Source passage:
^^^^^^^^

With the Asian group failing to field a single candidate, the politically-memorable battle took place ahead of the 36th session of the General Assembly (GA) back in 1981 when three Asian candidates contested the presidency: Ismat Kittani of Iraq, Tommy Koh of Singapore and Kwaja Mohammed Kaiser of Bangladesh (described as the “battle of three Ks”).
On the first ballot, Kittani got 64 votes; Kaiser, 46; and Koh, 40. Still, Kittani was short of a majority — of the total number of members at that time — to be elected to the presidency. On a second ballot, Kittani and Kaiser tied with 73 votes each.
In order to break the tie, the outgoing General Assembly President – Rudiger von Wechmar of Germany– drew lots, as specified in Article 21 relating to the procedures in the election of the president (and as recorded in the Repertory of Practice of the General Assembly).
And the luck of the draw, based purely on chance, favoured Kittani, in that unprecedented General Assembly election.
Come June 5, two candidates will vie for the prestigious post, but it is very unlikely that history will repeat itself.
The two in the running are:Mary Elizabeth Flores Flake, Permanent Representative of Honduras, and María Fernanda Espinosa Garcés, Minister for Foreign Affairs and Human Mobility of Ecuador—both from the Latin American and Caribbean (LAC) group.
On the basis of geographical rotation, the LAC Group claims the upcoming presidency—an elected high ranking UN position which has been overwhelmingly dominated by men.
Since 1945, the Assembly has elected only three women as presidents: Vijaya Lakshmi Pandit of India (1953), Angie Brooks of Liberia (1969) and Sheikha Haya Rashed Al-Khalifa of Bahrain (2006). And that’s three out of 72 Presidents, 69 of whom were men.
Espinosa Garces, a former Permanent Representative of Ecuador to the United Nations (2008-2009), was once the trade union leader of the UN Permanent Representatives Association.
The biggest single factor that may go against her is that Ecuador had held the Presidency once before– Leopoldo Benites of Ecuador back in 1973. And to be elected again would go against precedent.
As a longstanding tradition, every one of the 193 member states –- with the exception of the five permanent members of the Security Council, namely Britain, the United States, France, China and Russia –- is expected to take their turn for the presidency.
The only country that has been elected twice is Argentina (Jose Arce at the second Special Session in 1948 and Dante Caputo in 1988).

^^^^^^^^

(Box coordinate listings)
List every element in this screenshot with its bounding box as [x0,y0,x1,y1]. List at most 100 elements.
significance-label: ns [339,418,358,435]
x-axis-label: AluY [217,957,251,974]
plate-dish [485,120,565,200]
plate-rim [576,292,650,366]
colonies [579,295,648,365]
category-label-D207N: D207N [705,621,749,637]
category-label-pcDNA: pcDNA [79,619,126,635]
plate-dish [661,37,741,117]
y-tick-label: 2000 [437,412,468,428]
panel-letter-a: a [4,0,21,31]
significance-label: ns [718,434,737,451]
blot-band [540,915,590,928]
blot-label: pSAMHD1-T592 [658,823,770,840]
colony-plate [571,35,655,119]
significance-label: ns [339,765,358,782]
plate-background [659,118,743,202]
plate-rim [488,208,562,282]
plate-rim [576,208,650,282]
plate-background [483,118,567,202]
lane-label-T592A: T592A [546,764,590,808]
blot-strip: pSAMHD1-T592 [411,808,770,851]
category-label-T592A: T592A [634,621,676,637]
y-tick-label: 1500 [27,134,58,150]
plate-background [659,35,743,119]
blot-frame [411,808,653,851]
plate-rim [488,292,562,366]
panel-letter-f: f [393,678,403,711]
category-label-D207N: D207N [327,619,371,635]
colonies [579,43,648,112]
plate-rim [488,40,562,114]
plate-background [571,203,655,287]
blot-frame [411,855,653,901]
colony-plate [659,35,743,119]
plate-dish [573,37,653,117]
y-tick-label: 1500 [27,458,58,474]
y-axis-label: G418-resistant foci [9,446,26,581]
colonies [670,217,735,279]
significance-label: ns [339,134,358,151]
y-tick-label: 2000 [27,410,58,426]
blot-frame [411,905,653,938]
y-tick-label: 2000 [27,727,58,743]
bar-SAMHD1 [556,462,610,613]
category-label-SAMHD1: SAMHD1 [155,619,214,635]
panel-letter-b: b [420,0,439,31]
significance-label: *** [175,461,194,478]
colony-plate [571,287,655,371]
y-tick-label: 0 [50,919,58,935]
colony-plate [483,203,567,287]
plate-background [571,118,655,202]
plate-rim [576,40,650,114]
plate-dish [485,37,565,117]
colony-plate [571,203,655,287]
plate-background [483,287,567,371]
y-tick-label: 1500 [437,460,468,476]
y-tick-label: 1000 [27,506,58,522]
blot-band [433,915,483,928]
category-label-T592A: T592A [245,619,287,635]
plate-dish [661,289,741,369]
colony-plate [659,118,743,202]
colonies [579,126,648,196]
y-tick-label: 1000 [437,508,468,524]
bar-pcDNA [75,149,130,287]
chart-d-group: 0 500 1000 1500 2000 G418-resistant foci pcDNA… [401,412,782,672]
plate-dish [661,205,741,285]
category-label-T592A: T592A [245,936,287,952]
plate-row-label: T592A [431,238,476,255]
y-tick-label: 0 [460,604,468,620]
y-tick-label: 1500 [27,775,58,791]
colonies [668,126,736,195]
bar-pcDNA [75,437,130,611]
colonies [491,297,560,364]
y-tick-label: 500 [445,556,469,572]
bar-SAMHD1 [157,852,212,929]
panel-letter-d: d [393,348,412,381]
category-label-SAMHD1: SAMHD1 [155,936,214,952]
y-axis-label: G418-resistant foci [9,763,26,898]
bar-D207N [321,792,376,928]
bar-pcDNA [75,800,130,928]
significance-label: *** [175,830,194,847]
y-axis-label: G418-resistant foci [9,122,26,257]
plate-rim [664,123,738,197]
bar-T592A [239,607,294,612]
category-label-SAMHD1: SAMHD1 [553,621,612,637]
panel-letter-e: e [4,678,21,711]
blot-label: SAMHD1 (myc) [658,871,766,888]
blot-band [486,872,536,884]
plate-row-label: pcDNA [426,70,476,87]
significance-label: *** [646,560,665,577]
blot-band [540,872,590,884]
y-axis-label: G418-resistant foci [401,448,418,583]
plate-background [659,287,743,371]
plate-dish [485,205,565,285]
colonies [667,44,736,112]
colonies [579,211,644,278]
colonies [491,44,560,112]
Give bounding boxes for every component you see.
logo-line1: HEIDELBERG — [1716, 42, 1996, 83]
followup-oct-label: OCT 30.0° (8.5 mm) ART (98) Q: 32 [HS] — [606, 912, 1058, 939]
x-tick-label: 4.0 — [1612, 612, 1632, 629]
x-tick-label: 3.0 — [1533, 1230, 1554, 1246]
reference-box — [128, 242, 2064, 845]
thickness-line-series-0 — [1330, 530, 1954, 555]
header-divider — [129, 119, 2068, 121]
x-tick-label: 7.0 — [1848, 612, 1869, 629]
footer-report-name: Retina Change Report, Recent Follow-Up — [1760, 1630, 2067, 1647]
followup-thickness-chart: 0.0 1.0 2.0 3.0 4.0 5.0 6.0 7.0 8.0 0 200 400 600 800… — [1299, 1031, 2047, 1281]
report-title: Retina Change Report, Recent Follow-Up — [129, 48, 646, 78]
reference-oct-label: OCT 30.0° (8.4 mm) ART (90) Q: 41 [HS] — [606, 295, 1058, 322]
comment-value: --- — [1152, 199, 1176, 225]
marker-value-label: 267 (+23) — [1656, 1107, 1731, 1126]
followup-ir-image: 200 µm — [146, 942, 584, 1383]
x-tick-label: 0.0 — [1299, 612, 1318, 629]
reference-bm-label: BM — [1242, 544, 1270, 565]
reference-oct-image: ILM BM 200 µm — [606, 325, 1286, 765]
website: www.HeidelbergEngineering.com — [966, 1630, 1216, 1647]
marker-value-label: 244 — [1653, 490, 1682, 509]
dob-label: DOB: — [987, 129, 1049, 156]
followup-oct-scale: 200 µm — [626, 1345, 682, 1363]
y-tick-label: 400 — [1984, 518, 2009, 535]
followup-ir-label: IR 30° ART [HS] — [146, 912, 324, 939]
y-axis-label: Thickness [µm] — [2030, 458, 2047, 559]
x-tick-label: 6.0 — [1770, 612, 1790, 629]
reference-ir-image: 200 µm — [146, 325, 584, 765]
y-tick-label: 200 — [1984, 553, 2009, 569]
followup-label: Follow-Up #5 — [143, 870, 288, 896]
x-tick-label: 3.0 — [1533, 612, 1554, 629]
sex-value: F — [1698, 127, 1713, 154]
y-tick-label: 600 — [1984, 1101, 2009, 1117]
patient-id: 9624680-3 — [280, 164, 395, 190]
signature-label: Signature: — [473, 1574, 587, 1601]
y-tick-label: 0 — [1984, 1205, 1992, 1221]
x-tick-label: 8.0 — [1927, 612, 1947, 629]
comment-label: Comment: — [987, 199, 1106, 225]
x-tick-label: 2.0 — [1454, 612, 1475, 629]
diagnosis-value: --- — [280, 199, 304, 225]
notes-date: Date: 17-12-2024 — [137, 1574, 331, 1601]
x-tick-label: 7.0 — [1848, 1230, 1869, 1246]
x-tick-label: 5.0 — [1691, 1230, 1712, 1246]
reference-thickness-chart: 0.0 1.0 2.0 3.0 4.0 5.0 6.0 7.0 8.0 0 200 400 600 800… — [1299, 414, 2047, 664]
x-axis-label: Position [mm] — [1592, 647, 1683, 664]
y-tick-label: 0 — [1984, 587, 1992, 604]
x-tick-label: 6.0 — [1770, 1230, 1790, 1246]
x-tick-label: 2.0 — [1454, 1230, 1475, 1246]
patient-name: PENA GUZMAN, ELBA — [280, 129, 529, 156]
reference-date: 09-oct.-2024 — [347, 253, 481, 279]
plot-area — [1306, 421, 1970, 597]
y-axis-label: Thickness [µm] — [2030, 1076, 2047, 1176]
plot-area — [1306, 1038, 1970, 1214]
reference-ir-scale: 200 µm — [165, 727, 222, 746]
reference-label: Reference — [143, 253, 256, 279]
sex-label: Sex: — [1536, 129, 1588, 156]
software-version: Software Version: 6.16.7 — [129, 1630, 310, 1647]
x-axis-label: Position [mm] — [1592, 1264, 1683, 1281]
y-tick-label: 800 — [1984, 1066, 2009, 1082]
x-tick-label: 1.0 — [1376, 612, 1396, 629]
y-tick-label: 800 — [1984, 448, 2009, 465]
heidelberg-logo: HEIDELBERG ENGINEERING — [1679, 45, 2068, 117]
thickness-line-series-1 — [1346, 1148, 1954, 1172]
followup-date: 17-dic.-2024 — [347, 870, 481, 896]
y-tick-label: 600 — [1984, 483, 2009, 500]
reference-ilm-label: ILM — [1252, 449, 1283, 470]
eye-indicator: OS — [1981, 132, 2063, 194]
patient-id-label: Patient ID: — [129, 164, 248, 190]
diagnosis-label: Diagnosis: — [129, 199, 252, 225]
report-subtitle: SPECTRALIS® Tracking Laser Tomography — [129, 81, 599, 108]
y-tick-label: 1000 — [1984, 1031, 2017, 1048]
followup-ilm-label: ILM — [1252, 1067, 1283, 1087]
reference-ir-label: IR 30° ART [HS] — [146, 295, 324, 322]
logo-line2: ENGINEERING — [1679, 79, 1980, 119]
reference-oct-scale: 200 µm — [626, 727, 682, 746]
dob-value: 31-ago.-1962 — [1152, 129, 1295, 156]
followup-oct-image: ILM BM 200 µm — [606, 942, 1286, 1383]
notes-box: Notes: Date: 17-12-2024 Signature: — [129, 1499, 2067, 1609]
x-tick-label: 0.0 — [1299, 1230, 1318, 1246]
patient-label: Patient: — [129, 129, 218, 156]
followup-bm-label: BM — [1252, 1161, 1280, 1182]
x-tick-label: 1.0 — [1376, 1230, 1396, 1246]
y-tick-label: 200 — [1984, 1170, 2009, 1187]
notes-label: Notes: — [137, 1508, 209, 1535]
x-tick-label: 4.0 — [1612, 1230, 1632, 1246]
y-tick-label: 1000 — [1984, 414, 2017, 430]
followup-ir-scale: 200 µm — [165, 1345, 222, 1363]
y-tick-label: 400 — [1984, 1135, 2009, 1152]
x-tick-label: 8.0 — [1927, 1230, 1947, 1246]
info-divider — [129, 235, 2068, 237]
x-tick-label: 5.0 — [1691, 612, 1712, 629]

^^^^^^^^

Written request: Continue the passage on UN General Assembly presidential elections, picking up after its final sentence about Argentina.

Result of this exercise:
According to a Middle Eastern diplomat,Flores Flake of Honduras, on the other hand, is unlikely to garner many votes from either the Arab or Muslim member states because Honduras is one of the few countries which has followed in the highly-controversial footsteps of President Donald Trump and decided to relocate its embassy to Jerusalem.
As a result, it could be a close fight for the presidency.
One of the recently contested presidencies was in 2011 when two candidates– Kul Chandra Gautam of Nepal and Ambassador Nassir Abdulaziz al-Nasser of Qatar— vied for the post, both representing the Asian Group.
Providing a detailed analysis of the political mechanics behind GA elections, Gautam, a former U.N. assistant secretary-general and an ex-deputy executive director of the U.N. children’s agency UNICEF, told IPS last week that the election of the president of the General Assembly (PGA) is normally settled in the regional groups, and goes to the full GA for formal endorsement of the nominee of the region concerned.
If no unanimous choice emerges at the regional level through informal negotiations among multiple candidates, the common practice has been to have one or more “straw polls” at which the candidate with the most votes is “nominated’ as the “unanimous” candidate of the region, he explained.
Usually, he said, there is a “gentleman’s agreement” among members of the regional group to abide by the result of the “informal straw poll” in which the member state whose candidate gets fewer votes “voluntarily” withdraws its candidate to allow the candidate who got more votes to be the “unanimous nominee” of the whole region.
Because of this “gentleman’s understanding” at the regional level to which most member states subscribe “voluntarily” — there has rarely been a contested election in the full GA, said Gautam.
Usually, as a formality, the GA approves the single nominee of the region “unanimously” by acclamation.
“As you mention, in 1981, the Asian Group could not come to a consensus, and hence a real election was conducted in the GA, and when the votes in the GA were evenly divided, it went to the luck of the draw by the then PGA,” he pointed out.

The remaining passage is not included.